### Set task a
Count the lines in the records below that contain the string "Viewer". Reply with the number alone.

### Passage to read
+ + + +

I met Mick Fleetwood when I had just gotten into Fleetwood Mac, and he asked, “How do you know about our band?” And I said, “Do you remember a show called Glee?”
Every couple of years, it would keep being regenerated in the culture. They gave it a full episode of Glee, knowing this is a thing people will react to.
A driving force of the book is the young people to whom Rumours is deeply meaningful. How did you find all these kids?
I wish I could act like I’m such a great shoe-leather reporter, knocking on doors and finding people. But [I shared] one vague social media post that was just like, “Hey, if any of your kids or any younger relatives or friends who are big fans of Rumours, let me know.” And I booked 13 interviews the next day.
Mark Ronson is another prominent voice in the book, and you’re speaking with him at the book’s launch event. Why did you feel like he’d be a good person to talk about Fleetwood Mac with?

+ + + +

### Data entries
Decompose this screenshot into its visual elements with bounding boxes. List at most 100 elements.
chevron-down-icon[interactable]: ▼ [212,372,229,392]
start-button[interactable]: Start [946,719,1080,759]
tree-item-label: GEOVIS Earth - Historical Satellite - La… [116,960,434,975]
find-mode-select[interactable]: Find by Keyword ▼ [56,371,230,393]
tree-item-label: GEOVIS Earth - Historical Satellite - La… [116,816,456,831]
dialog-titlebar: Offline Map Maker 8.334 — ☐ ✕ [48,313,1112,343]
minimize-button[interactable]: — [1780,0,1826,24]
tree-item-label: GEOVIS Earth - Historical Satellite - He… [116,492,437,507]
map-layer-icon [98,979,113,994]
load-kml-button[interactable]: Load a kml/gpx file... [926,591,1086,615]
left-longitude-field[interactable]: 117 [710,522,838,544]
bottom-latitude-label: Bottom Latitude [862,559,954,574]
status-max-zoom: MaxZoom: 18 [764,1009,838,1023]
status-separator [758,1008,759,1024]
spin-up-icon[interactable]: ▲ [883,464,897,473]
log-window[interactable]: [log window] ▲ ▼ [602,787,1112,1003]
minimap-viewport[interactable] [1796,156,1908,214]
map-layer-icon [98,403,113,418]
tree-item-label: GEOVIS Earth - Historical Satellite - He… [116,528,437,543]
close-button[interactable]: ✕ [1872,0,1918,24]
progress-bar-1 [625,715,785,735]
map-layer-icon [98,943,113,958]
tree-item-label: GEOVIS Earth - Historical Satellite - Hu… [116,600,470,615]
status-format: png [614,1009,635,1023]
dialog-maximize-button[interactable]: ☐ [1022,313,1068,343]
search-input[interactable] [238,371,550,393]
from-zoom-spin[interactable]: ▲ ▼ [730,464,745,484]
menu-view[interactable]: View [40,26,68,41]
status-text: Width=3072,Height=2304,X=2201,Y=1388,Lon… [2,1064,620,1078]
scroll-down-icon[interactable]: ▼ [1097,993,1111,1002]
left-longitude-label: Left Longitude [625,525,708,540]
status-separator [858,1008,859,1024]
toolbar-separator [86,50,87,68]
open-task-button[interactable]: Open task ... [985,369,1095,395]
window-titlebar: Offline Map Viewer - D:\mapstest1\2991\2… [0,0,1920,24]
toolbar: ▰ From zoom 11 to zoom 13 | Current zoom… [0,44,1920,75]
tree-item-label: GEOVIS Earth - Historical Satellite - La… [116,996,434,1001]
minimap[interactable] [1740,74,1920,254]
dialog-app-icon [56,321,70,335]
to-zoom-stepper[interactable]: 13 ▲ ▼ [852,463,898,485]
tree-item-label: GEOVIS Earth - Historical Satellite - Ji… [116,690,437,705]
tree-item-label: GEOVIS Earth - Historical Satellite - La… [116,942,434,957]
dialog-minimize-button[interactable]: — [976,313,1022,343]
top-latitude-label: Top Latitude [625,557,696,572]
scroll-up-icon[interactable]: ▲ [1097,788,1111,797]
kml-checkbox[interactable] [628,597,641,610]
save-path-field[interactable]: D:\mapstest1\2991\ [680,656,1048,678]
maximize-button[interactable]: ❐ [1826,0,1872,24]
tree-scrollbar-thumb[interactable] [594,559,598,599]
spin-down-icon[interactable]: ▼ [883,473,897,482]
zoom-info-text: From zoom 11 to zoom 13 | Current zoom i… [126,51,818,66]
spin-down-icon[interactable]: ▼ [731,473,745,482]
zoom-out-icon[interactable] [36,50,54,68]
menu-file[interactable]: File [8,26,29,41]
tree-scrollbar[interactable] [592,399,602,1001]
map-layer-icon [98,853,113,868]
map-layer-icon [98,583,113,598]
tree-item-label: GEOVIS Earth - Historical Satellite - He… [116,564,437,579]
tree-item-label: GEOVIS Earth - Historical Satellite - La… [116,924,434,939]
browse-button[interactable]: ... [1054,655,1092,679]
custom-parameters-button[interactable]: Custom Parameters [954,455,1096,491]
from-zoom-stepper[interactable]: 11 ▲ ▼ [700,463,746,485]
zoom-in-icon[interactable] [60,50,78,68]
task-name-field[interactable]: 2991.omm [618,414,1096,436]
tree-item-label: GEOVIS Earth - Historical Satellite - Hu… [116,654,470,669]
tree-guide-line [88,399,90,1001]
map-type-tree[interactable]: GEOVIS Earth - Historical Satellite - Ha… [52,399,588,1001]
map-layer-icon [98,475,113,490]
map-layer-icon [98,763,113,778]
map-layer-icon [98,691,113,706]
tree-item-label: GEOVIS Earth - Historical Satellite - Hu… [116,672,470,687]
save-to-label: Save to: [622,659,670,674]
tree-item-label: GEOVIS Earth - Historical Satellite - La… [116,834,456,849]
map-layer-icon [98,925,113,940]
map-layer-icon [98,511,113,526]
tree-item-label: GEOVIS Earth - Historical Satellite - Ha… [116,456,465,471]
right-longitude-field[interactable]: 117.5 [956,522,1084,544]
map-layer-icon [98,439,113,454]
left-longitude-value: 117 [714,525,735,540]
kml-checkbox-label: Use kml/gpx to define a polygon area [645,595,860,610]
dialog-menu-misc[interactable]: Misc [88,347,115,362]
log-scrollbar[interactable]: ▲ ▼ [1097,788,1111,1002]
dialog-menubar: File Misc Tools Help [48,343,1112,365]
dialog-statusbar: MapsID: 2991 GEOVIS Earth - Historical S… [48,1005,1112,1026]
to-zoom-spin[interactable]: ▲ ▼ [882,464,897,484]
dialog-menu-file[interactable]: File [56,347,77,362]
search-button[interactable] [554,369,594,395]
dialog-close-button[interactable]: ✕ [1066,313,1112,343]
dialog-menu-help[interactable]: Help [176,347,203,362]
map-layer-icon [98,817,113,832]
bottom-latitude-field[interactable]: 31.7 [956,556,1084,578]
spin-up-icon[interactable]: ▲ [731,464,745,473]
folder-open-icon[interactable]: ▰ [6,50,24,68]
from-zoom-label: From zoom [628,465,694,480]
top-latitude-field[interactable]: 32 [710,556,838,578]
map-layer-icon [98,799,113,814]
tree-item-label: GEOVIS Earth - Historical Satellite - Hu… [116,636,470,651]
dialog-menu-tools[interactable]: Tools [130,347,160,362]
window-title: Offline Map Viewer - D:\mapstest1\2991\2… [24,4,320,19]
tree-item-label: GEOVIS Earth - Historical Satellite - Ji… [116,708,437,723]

+ + + +

### Set task b
According to the interview above, how many interviews were booked the day after the social media post?

### Exercise output a
2

### Exercise output b
13 interviews.